Required task: Gather all lines from the material that contain the word "ウェットスーツ".

>>>>>

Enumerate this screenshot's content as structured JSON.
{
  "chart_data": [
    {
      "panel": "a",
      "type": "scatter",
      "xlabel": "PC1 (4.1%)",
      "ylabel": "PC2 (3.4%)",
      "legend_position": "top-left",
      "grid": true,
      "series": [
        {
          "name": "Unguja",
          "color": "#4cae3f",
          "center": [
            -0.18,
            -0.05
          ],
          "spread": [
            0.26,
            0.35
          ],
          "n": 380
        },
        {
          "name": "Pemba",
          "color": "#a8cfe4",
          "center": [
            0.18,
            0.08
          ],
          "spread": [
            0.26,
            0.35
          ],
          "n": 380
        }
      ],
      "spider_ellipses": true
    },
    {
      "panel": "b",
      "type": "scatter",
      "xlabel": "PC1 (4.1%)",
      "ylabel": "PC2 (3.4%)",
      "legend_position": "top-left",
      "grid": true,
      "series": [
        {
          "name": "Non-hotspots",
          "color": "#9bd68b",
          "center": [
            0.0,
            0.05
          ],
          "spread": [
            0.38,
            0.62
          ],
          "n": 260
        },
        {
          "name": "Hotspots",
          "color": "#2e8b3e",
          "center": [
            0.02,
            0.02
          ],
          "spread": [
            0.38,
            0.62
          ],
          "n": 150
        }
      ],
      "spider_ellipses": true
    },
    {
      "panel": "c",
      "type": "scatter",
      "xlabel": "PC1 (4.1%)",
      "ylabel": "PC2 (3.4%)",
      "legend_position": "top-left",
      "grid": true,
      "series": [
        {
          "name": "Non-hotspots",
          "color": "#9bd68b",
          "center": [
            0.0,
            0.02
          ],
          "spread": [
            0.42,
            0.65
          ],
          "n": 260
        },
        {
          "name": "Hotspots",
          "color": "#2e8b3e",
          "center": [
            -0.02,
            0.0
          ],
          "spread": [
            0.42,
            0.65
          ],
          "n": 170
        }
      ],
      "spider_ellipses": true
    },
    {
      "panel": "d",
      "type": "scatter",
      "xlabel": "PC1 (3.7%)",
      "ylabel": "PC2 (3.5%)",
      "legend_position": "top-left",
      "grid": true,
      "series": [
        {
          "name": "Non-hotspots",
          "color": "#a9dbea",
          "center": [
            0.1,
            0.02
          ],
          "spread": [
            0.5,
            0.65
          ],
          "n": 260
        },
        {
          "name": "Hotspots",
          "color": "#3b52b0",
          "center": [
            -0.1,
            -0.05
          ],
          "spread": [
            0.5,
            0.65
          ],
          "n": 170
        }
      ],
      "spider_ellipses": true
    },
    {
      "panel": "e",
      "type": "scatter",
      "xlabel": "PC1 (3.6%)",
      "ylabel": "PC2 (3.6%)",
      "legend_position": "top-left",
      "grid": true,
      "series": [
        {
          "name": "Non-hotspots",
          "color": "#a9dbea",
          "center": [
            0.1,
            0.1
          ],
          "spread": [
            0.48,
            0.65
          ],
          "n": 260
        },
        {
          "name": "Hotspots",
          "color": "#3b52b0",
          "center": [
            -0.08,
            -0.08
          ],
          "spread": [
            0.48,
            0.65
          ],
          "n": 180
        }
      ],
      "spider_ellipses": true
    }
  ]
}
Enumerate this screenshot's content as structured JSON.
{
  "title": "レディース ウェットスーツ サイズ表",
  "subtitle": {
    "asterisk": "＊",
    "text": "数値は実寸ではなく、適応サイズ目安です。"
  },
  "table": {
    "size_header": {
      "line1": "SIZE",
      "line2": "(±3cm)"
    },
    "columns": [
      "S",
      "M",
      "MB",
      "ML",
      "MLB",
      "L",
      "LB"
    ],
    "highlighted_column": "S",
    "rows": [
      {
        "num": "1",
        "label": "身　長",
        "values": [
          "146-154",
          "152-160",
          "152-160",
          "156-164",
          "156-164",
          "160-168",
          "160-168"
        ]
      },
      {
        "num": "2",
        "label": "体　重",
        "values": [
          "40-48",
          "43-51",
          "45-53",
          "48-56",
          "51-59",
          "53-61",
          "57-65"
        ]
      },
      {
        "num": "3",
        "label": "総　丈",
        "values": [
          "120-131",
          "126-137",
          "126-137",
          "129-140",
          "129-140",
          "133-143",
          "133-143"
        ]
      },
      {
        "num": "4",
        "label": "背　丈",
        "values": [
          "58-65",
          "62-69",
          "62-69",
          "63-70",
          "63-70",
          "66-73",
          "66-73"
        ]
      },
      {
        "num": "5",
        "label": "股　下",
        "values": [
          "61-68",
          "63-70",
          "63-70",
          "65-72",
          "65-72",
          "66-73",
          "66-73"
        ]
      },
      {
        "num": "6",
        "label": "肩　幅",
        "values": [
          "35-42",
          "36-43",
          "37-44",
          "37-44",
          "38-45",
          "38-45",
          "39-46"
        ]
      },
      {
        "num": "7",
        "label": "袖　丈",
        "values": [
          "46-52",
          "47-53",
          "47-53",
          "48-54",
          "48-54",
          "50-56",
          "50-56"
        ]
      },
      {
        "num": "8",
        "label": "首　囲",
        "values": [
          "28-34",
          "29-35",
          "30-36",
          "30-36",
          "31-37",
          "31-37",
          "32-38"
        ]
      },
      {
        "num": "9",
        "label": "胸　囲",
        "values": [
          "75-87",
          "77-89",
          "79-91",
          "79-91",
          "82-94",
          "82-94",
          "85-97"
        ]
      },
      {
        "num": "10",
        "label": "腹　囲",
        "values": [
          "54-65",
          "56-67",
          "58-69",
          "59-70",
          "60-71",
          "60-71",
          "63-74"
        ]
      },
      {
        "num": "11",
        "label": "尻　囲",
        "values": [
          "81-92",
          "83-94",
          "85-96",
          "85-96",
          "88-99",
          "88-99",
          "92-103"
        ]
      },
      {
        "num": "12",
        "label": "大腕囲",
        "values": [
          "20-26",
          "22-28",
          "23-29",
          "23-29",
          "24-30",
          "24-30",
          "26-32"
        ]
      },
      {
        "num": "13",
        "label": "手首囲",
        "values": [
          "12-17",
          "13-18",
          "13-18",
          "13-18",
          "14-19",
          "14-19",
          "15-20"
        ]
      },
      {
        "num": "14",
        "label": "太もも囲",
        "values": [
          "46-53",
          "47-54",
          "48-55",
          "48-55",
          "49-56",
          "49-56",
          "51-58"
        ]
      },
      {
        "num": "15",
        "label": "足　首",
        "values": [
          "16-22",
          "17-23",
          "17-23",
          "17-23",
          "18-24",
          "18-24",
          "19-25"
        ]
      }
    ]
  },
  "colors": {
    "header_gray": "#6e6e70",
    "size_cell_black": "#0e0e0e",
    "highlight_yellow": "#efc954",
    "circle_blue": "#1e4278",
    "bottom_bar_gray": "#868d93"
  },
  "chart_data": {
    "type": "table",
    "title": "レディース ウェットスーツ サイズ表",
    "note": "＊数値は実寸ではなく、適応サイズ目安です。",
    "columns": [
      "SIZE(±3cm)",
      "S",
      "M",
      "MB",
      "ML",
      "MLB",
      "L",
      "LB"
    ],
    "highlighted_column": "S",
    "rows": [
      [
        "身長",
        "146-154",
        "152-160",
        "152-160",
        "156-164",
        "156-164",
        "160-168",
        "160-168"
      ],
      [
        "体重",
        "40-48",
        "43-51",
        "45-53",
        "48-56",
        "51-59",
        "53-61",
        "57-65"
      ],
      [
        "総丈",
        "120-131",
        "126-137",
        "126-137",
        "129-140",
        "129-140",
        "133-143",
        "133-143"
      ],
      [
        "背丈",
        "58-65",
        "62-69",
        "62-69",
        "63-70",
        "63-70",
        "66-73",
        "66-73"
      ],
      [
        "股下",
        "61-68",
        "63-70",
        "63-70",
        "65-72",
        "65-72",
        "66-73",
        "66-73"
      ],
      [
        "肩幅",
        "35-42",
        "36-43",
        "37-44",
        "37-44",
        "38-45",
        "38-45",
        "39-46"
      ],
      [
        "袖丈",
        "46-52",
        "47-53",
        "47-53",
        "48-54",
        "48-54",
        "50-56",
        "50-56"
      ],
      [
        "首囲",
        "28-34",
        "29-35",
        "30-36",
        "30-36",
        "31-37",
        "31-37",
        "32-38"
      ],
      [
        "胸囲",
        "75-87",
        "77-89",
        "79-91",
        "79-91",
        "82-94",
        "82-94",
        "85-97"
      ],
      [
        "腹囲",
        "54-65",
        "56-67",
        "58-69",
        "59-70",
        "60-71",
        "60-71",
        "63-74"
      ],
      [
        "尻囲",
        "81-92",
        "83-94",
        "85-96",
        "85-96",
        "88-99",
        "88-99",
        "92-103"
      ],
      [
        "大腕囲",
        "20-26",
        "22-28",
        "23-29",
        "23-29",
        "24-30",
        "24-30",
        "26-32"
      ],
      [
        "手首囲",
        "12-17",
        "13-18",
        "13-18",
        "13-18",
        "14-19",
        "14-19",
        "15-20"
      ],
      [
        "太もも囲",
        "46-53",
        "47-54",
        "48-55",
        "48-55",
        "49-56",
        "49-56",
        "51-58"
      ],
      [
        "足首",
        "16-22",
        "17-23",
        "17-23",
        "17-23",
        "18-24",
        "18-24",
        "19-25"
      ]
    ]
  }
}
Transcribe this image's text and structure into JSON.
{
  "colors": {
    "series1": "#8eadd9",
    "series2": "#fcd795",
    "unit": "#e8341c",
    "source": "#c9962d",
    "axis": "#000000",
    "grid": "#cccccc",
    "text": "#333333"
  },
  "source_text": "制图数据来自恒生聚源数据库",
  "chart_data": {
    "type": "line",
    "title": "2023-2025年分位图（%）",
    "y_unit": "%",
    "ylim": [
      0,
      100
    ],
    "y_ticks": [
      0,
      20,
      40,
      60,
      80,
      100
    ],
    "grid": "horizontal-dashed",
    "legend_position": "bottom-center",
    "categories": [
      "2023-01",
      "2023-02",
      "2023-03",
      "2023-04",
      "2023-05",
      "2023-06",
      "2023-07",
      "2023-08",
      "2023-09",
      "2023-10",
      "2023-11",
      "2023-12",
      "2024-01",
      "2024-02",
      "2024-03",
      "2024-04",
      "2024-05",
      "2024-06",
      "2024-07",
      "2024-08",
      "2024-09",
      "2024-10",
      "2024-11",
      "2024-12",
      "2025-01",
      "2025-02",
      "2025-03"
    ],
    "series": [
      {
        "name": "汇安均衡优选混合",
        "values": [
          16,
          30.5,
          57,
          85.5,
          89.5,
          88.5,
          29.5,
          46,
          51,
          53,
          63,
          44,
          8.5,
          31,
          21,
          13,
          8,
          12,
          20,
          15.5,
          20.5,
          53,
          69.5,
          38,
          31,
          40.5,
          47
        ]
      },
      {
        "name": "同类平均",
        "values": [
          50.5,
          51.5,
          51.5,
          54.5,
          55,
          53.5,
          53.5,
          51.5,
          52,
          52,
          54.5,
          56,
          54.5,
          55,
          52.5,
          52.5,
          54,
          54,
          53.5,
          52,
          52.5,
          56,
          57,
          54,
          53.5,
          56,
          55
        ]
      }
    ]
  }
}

<<<<<

Result:
  "title": "レディース ウェットスーツ サイズ表",
    "title": "レディース ウェットスーツ サイズ表",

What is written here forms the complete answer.